EXERCISE BRIEF » Below is a block of records; return all of them exactly, but without the images.

(Stored records)
** begin **
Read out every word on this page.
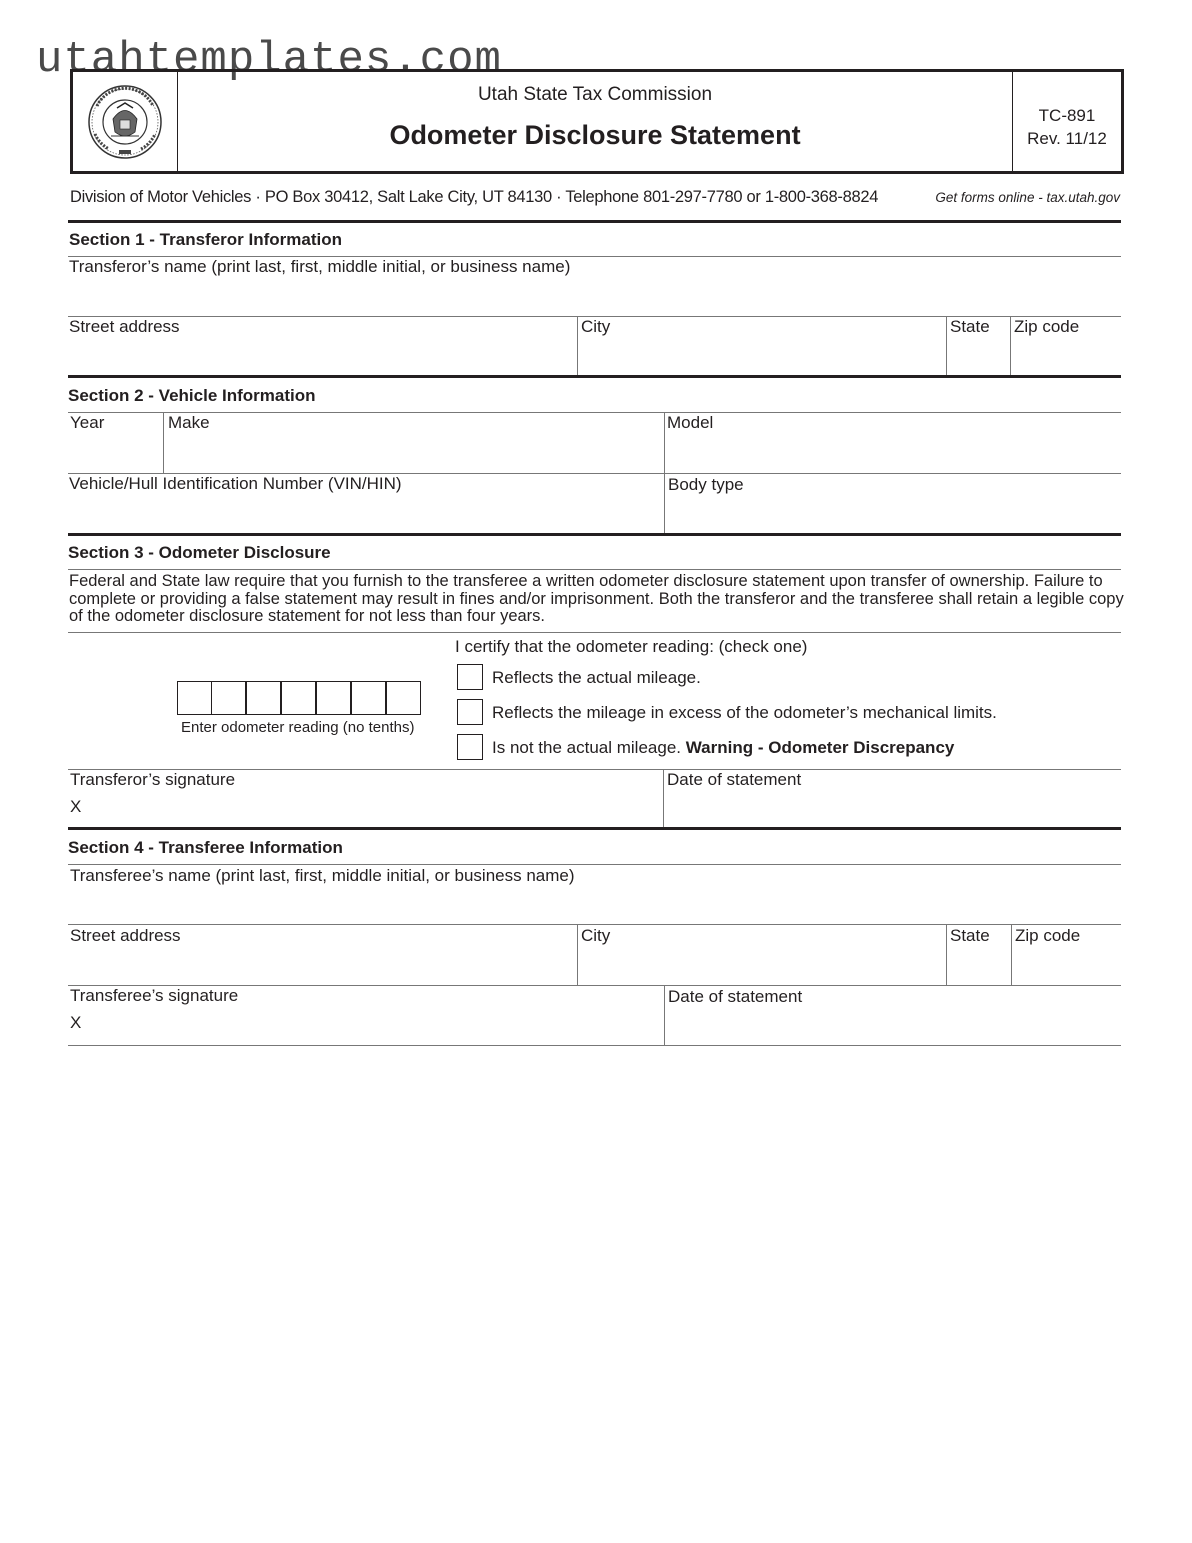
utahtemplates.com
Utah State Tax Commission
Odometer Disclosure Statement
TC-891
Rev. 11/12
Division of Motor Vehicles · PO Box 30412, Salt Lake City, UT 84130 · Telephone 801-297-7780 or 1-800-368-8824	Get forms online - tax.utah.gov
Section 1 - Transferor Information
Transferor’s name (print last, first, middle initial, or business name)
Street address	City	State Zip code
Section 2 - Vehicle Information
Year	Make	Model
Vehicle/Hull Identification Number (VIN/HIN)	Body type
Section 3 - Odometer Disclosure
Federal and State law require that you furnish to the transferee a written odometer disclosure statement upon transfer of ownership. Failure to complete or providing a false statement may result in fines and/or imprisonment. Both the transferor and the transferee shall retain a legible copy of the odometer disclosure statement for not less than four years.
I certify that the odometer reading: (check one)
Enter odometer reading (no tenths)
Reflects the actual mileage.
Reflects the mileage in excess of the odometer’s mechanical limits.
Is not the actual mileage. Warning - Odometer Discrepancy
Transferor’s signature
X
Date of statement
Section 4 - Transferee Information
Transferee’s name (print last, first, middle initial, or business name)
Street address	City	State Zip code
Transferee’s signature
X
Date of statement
** end **
RESULT »
Read out every word on this page.
utahtemplates.com
Utah State Tax Commission
Odometer Disclosure Statement
TC-891
Rev. 11/12
Division of Motor Vehicles · PO Box 30412, Salt Lake City, UT 84130 · Telephone 801-297-7780 or 1-800-368-8824	Get forms online - tax.utah.gov
Section 1 - Transferor Information
Transferor’s name (print last, first, middle initial, or business name)
Street address	City	State Zip code
Section 2 - Vehicle Information
Year	Make	Model
Vehicle/Hull Identification Number (VIN/HIN)	Body type
Section 3 - Odometer Disclosure
Federal and State law require that you furnish to the transferee a written odometer disclosure statement upon transfer of ownership. Failure to complete or providing a false statement may result in fines and/or imprisonment. Both the transferor and the transferee shall retain a legible copy of the odometer disclosure statement for not less than four years.
I certify that the odometer reading: (check one)
Enter odometer reading (no tenths)
Reflects the actual mileage.
Reflects the mileage in excess of the odometer’s mechanical limits.
Is not the actual mileage. Warning - Odometer Discrepancy
Transferor’s signature
X
Date of statement
Section 4 - Transferee Information
Transferee’s name (print last, first, middle initial, or business name)
Street address	City	State Zip code
Transferee’s signature
X
Date of statement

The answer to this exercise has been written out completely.